**The task:** What lines of the data include the string "question"? Copy them all.
_ _ _ _ _
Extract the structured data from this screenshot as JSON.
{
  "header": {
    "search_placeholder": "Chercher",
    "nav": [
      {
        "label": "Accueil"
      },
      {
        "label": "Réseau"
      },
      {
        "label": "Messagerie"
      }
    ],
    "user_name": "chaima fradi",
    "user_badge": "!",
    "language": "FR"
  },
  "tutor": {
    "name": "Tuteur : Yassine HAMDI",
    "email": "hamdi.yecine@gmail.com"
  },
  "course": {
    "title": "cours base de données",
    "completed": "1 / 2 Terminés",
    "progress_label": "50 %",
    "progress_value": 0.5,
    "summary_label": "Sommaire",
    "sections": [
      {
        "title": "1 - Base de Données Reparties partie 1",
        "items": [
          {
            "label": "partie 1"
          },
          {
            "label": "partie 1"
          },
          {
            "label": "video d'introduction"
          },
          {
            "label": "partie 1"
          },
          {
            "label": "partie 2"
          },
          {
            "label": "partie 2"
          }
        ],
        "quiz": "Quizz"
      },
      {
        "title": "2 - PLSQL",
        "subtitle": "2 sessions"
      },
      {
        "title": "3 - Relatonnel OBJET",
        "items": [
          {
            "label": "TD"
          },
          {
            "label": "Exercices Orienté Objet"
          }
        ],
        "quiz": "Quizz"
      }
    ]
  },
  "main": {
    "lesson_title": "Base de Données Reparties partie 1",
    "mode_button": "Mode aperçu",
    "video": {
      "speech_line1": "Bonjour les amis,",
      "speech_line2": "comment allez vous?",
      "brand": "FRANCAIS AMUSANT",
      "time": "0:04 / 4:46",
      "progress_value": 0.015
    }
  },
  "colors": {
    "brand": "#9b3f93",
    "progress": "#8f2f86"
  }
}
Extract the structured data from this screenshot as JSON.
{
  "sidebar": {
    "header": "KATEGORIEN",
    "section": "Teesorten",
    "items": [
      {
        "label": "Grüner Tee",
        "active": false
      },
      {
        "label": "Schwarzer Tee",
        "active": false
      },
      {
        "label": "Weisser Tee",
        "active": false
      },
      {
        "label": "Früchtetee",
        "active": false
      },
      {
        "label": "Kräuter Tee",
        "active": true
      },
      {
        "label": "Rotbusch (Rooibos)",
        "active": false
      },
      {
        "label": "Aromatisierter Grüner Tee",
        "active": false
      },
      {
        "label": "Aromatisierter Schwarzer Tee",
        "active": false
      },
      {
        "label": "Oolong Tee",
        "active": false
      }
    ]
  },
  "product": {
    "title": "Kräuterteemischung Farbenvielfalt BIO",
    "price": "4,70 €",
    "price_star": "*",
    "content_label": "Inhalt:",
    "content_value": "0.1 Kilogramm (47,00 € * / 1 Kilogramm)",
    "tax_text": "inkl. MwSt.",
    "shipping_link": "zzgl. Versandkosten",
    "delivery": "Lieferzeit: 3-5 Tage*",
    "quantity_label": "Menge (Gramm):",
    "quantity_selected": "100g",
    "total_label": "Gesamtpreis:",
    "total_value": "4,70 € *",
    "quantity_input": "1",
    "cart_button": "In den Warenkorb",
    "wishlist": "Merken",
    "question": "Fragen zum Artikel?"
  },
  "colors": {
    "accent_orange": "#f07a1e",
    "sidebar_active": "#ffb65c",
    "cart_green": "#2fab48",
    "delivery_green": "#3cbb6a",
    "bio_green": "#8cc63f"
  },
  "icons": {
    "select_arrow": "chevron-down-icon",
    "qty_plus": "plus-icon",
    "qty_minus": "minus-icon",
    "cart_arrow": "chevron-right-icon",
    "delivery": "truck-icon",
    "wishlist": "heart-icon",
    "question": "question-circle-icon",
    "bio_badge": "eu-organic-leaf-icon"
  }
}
_ _ _ _ _
**Worked solution:**
    "question": "Fragen zum Artikel?"
    "question": "question-circle-icon",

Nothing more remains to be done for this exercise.